+++ Record excerpts +++

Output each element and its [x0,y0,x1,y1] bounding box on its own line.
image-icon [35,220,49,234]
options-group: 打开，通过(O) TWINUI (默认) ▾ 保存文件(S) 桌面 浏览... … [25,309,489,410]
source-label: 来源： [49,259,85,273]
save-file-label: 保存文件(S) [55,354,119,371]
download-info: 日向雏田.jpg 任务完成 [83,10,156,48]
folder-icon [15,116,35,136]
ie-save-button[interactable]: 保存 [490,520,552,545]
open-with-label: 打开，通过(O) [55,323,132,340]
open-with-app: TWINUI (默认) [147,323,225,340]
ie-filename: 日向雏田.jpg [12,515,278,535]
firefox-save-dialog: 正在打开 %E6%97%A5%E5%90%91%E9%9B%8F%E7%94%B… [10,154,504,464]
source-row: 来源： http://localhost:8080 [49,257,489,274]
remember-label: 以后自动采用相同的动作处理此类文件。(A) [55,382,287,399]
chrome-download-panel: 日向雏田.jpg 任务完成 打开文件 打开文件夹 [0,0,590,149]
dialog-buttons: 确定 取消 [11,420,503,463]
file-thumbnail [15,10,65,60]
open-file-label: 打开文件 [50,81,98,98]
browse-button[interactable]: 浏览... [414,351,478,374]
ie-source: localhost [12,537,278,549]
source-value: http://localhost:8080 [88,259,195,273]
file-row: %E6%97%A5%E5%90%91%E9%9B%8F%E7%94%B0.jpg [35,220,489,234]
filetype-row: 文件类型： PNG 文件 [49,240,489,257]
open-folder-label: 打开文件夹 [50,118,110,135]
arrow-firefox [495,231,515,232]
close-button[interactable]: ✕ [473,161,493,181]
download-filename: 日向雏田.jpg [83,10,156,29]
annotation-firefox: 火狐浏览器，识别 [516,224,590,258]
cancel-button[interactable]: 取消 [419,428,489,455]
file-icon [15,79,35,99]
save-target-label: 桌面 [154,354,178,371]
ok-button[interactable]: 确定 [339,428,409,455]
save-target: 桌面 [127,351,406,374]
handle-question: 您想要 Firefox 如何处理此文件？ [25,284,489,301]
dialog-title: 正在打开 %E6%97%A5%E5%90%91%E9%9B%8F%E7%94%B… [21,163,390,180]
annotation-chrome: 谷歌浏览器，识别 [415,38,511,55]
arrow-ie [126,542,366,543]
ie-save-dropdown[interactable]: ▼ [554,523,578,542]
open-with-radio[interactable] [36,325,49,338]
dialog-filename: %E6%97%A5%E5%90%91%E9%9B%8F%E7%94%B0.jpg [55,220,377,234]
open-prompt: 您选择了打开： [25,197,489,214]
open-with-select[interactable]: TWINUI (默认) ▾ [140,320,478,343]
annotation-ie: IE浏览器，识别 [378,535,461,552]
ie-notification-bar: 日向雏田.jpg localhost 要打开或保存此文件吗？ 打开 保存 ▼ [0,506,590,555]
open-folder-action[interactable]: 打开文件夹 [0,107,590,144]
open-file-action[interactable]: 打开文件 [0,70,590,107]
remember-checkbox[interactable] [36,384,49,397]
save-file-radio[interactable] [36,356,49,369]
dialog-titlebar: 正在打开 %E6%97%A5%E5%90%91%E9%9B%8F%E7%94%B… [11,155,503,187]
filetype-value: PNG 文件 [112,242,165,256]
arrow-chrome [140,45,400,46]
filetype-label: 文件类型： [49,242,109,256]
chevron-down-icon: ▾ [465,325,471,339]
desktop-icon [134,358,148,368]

+++

**Short task:**
Convert every line of the records above into a JSON array of strings, one string per line, with blank lines omitted.

**Result below:**
[
  "Output each element and its [x0,y0,x1,y1] bounding box on its own line.",
  "image-icon [35,220,49,234]",
  "options-group: 打开，通过(O) TWINUI (默认) ▾ 保存文件(S) 桌面 浏览... … [25,309,489,410]",
  "source-label: 来源： [49,259,85,273]",
  "save-file-label: 保存文件(S) [55,354,119,371]",
  "download-info: 日向雏田.jpg 任务完成 [83,10,156,48]",
  "folder-icon [15,116,35,136]",
  "ie-save-button[interactable]: 保存 [490,520,552,545]",
  "open-with-label: 打开，通过(O) [55,323,132,340]",
  "open-with-app: TWINUI (默认) [147,323,225,340]",
  "ie-filename: 日向雏田.jpg [12,515,278,535]",
  "firefox-save-dialog: 正在打开 %E6%97%A5%E5%90%91%E9%9B%8F%E7%94%B… [10,154,504,464]",
  "source-row: 来源： http://localhost:8080 [49,257,489,274]",
  "remember-label: 以后自动采用相同的动作处理此类文件。(A) [55,382,287,399]",
  "chrome-download-panel: 日向雏田.jpg 任务完成 打开文件 打开文件夹 [0,0,590,149]",
  "dialog-buttons: 确定 取消 [11,420,503,463]",
  "file-thumbnail [15,10,65,60]",
  "open-file-label: 打开文件 [50,81,98,98]",
  "browse-button[interactable]: 浏览... [414,351,478,374]",
  "ie-source: localhost [12,537,278,549]",
  "source-value: http://localhost:8080 [88,259,195,273]",
  "file-row: %E6%97%A5%E5%90%91%E9%9B%8F%E7%94%B0.jpg [35,220,489,234]",
  "filetype-row: 文件类型： PNG 文件 [49,240,489,257]",
  "open-folder-label: 打开文件夹 [50,118,110,135]",
  "arrow-firefox [495,231,515,232]",
  "close-button[interactable]: ✕ [473,161,493,181]",
  "download-filename: 日向雏田.jpg [83,10,156,29]",
  "annotation-firefox: 火狐浏览器，识别 [516,224,590,258]",
  "cancel-button[interactable]: 取消 [419,428,489,455]",
  "file-icon [15,79,35,99]",
  "save-target-label: 桌面 [154,354,178,371]",
  "ok-button[interactable]: 确定 [339,428,409,455]",
  "save-target: 桌面 [127,351,406,374]",
  "handle-question: 您想要 Firefox 如何处理此文件？ [25,284,489,301]",
  "dialog-title: 正在打开 %E6%97%A5%E5%90%91%E9%9B%8F%E7%94%B… [21,163,390,180]",
  "annotation-chrome: 谷歌浏览器，识别 [415,38,511,55]",
  "arrow-ie [126,542,366,543]",
  "ie-save-dropdown[interactable]: ▼ [554,523,578,542]",
  "open-with-radio[interactable] [36,325,49,338]",
  "dialog-filename: %E6%97%A5%E5%90%91%E9%9B%8F%E7%94%B0.jpg [55,220,377,234]",
  "open-prompt: 您选择了打开： [25,197,489,214]",
  "open-with-select[interactable]: TWINUI (默认) ▾ [140,320,478,343]",
  "annotation-ie: IE浏览器，识别 [378,535,461,552]",
  "ie-notification-bar: 日向雏田.jpg localhost 要打开或保存此文件吗？ 打开 保存 ▼ [0,506,590,555]",
  "open-folder-action[interactable]: 打开文件夹 [0,107,590,144]",
  "open-file-action[interactable]: 打开文件 [0,70,590,107]",
  "remember-checkbox[interactable] [36,384,49,397]",
  "save-file-radio[interactable] [36,356,49,369]",
  "dialog-titlebar: 正在打开 %E6%97%A5%E5%90%91%E9%9B%8F%E7%94%B… [11,155,503,187]",
  "filetype-value: PNG 文件 [112,242,165,256]",
  "arrow-chrome [140,45,400,46]",
  "filetype-label: 文件类型： [49,242,109,256]",
  "chevron-down-icon: ▾ [465,325,471,339]",
  "desktop-icon [134,358,148,368]"
]